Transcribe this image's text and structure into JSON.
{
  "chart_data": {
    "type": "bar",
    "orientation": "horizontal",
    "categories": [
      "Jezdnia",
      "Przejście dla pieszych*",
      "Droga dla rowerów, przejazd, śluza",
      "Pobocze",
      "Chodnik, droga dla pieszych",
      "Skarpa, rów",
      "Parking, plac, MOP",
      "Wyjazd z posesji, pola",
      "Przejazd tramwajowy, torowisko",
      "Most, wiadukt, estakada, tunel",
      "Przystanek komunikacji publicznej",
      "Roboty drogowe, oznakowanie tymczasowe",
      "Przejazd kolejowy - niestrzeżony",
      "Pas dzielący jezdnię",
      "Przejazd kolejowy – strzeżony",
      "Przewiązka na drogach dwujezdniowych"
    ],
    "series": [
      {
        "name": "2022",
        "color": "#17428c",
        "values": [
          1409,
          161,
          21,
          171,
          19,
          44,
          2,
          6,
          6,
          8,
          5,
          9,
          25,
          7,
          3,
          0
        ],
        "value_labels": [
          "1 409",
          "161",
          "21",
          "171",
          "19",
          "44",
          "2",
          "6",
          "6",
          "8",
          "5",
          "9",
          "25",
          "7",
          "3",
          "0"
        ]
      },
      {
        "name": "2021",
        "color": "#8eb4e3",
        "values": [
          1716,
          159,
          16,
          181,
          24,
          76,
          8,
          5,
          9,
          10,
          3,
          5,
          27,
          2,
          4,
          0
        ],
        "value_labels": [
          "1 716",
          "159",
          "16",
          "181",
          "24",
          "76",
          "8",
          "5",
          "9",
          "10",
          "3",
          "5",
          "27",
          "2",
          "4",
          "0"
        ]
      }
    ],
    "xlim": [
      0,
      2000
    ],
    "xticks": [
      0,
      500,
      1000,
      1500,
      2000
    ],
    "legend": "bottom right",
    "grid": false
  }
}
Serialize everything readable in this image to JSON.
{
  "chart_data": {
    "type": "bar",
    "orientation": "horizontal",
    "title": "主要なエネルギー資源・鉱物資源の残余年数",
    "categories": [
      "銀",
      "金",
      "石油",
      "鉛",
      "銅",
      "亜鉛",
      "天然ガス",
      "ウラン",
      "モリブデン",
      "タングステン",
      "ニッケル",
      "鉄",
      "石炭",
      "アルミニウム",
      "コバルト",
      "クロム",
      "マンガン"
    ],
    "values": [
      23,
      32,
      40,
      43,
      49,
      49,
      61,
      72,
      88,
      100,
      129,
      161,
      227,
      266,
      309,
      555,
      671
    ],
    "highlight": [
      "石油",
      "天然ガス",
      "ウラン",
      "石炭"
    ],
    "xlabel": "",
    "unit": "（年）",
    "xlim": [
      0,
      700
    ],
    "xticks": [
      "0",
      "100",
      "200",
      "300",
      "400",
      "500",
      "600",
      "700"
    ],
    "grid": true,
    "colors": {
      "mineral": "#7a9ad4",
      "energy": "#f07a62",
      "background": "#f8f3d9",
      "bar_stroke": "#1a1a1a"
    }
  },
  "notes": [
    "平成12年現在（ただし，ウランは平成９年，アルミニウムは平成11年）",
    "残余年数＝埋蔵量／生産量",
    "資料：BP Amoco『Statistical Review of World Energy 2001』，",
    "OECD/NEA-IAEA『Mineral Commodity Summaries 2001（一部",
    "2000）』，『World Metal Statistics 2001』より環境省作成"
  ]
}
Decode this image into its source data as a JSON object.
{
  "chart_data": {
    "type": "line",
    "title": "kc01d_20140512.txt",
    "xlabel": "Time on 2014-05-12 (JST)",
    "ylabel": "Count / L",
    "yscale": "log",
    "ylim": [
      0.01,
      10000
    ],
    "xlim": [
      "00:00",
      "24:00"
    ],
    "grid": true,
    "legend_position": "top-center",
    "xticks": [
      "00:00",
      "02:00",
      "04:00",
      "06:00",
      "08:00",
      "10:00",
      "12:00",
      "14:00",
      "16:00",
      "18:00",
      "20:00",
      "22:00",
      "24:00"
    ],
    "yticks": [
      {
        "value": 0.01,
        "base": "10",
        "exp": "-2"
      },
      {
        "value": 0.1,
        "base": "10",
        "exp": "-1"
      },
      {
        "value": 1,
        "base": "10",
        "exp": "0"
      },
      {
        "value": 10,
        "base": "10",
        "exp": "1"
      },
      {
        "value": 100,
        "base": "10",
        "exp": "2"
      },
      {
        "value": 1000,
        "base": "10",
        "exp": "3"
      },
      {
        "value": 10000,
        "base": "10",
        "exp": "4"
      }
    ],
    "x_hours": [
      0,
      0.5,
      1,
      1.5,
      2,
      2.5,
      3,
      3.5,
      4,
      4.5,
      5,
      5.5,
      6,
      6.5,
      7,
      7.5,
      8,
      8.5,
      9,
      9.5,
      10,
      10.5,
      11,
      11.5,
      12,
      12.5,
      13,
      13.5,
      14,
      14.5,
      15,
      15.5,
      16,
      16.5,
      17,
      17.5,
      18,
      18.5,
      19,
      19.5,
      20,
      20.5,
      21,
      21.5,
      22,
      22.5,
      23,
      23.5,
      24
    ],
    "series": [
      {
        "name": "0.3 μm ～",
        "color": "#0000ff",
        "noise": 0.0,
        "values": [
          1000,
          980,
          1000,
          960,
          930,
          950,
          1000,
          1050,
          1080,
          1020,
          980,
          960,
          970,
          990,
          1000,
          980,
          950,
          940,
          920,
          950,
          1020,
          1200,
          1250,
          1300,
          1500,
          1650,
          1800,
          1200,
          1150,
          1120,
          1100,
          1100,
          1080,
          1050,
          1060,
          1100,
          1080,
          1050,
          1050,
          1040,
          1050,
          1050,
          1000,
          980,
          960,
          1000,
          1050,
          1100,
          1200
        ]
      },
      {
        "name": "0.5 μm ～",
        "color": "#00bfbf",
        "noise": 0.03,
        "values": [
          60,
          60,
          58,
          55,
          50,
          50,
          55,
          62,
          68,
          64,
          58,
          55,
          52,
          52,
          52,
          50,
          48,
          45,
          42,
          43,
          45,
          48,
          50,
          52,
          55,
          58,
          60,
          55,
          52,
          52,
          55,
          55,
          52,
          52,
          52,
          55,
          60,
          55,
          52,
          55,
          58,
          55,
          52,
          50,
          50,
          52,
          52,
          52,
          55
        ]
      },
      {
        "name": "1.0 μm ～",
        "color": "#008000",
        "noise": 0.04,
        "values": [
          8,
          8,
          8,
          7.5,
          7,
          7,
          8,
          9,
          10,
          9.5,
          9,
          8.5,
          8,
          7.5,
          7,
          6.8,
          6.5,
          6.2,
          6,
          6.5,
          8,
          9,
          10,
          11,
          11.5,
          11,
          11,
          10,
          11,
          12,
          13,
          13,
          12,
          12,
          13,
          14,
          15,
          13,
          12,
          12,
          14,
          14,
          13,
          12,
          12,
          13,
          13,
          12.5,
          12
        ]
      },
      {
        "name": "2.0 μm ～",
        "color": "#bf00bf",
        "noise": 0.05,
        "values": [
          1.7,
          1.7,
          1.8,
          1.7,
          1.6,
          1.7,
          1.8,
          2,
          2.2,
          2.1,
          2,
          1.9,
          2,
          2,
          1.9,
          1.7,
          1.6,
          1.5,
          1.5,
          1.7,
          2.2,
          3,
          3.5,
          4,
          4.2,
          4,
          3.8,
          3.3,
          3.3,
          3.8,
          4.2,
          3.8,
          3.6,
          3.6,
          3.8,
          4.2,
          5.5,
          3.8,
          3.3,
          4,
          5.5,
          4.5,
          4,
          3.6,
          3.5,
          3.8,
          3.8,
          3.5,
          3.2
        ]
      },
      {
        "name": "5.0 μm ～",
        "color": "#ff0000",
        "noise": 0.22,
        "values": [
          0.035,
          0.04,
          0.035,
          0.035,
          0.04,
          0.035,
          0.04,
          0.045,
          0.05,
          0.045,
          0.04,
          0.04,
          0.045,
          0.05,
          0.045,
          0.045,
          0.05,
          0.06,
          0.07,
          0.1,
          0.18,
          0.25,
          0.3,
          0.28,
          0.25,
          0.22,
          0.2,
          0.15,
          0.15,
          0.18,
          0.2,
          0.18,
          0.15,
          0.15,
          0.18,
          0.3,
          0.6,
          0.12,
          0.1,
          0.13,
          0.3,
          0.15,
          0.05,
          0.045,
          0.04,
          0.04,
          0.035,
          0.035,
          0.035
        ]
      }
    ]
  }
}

-=-=-

→ The problem
Give only the number of lines that include the word "name".

→ Right answer
7